__Exercise data__:
-- BEGIN --

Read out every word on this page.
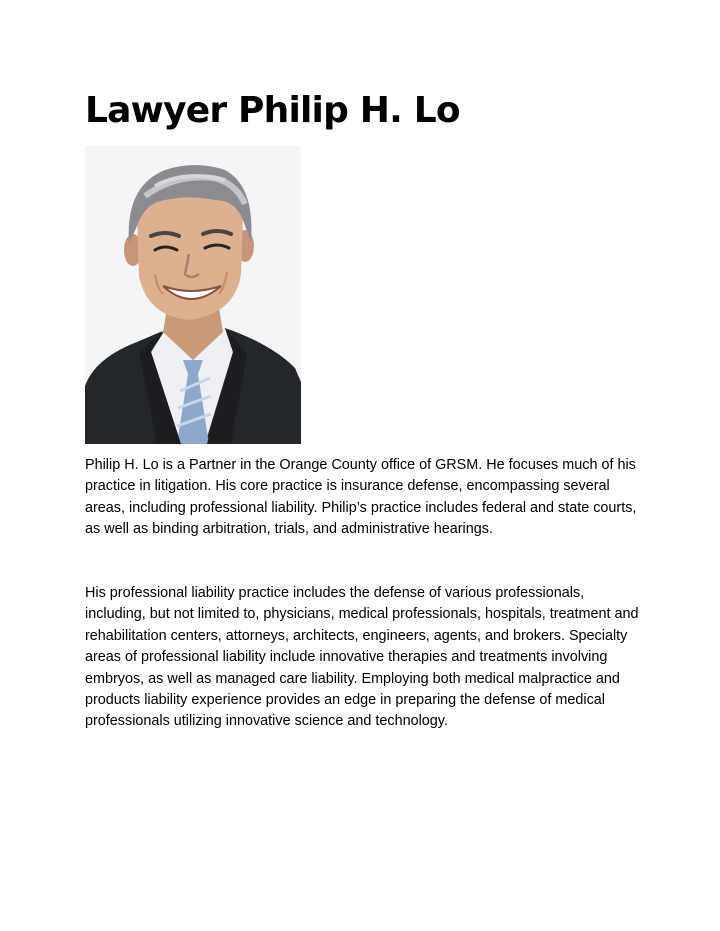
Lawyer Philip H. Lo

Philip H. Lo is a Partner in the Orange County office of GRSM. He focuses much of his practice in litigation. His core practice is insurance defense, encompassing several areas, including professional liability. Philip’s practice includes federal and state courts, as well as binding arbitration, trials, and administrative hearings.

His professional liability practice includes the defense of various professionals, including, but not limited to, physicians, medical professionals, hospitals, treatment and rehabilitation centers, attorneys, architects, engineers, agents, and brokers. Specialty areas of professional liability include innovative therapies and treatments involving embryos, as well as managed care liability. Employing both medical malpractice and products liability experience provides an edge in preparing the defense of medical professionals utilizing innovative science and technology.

-- END --
-- BEGIN --

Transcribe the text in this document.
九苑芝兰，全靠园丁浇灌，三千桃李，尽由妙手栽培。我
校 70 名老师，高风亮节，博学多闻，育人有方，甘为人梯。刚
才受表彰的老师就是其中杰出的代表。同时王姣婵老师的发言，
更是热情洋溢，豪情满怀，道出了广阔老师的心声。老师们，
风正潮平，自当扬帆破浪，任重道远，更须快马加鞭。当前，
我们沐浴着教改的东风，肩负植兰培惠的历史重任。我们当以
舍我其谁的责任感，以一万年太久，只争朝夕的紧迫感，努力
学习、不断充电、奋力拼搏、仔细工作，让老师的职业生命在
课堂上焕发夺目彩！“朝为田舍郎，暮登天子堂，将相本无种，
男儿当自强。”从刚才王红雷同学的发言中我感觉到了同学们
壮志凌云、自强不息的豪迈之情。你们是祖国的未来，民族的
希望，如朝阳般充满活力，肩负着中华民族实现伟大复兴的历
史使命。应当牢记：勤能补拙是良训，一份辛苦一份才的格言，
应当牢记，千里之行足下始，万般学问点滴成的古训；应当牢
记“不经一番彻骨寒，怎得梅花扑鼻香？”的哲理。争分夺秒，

-- END --

Among the entries above, how many lines hold the word "应当牢记"? Reply with only that number.

__Problem solution__: 2